EXERCISE TASK:
Copy the data word for word, keeping every line.
** BEGIN **
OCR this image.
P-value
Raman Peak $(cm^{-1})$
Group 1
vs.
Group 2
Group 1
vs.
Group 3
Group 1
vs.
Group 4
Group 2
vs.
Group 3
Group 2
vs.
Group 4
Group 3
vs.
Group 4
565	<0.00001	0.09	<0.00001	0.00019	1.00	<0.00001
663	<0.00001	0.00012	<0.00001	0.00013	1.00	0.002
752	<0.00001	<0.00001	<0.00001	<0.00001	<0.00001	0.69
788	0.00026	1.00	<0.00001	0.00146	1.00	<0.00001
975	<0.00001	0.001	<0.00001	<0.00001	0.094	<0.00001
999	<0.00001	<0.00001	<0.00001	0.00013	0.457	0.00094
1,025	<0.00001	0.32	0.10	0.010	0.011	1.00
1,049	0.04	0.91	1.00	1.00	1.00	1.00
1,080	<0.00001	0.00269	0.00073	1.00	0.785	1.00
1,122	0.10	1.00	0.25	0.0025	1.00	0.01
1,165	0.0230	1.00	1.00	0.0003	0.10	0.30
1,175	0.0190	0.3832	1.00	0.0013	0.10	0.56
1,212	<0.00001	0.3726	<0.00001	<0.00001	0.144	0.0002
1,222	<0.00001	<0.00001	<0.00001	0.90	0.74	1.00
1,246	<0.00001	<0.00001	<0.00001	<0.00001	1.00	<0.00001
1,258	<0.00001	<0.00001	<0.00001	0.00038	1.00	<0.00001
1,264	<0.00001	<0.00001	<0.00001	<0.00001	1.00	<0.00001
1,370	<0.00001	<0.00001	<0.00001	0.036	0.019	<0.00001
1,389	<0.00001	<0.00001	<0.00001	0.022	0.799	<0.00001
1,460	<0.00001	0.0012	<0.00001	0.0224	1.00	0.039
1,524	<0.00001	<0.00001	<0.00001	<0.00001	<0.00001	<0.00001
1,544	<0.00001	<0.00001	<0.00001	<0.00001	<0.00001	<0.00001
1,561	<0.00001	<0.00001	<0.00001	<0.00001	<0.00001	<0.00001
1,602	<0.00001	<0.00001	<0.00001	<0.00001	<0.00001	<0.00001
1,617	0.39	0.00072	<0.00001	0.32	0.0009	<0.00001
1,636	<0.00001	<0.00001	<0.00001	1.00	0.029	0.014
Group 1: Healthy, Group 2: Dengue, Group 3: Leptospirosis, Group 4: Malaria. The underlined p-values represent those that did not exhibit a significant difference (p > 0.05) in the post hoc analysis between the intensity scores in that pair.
** END **
EXPECTED ANSWER:
OCR this image.
P-value
Raman Peak $(cm^{-1})$
Group 1
vs.
Group 2
Group 1
vs.
Group 3
Group 1
vs.
Group 4
Group 2
vs.
Group 3
Group 2
vs.
Group 4
Group 3
vs.
Group 4
565	<0.00001	0.09	<0.00001	0.00019	1.00	<0.00001
663	<0.00001	0.00012	<0.00001	0.00013	1.00	0.002
752	<0.00001	<0.00001	<0.00001	<0.00001	<0.00001	0.69
788	0.00026	1.00	<0.00001	0.00146	1.00	<0.00001
975	<0.00001	0.001	<0.00001	<0.00001	0.094	<0.00001
999	<0.00001	<0.00001	<0.00001	0.00013	0.457	0.00094
1,025	<0.00001	0.32	0.10	0.010	0.011	1.00
1,049	0.04	0.91	1.00	1.00	1.00	1.00
1,080	<0.00001	0.00269	0.00073	1.00	0.785	1.00
1,122	0.10	1.00	0.25	0.0025	1.00	0.01
1,165	0.0230	1.00	1.00	0.0003	0.10	0.30
1,175	0.0190	0.3832	1.00	0.0013	0.10	0.56
1,212	<0.00001	0.3726	<0.00001	<0.00001	0.144	0.0002
1,222	<0.00001	<0.00001	<0.00001	0.90	0.74	1.00
1,246	<0.00001	<0.00001	<0.00001	<0.00001	1.00	<0.00001
1,258	<0.00001	<0.00001	<0.00001	0.00038	1.00	<0.00001
1,264	<0.00001	<0.00001	<0.00001	<0.00001	1.00	<0.00001
1,370	<0.00001	<0.00001	<0.00001	0.036	0.019	<0.00001
1,389	<0.00001	<0.00001	<0.00001	0.022	0.799	<0.00001
1,460	<0.00001	0.0012	<0.00001	0.0224	1.00	0.039
1,524	<0.00001	<0.00001	<0.00001	<0.00001	<0.00001	<0.00001
1,544	<0.00001	<0.00001	<0.00001	<0.00001	<0.00001	<0.00001
1,561	<0.00001	<0.00001	<0.00001	<0.00001	<0.00001	<0.00001
1,602	<0.00001	<0.00001	<0.00001	<0.00001	<0.00001	<0.00001
1,617	0.39	0.00072	<0.00001	0.32	0.0009	<0.00001
1,636	<0.00001	<0.00001	<0.00001	1.00	0.029	0.014
Group 1: Healthy, Group 2: Dengue, Group 3: Leptospirosis, Group 4: Malaria. The underlined p-values represent those that did not exhibit a significant difference (p > 0.05) in the post hoc analysis between the intensity scores in that pair.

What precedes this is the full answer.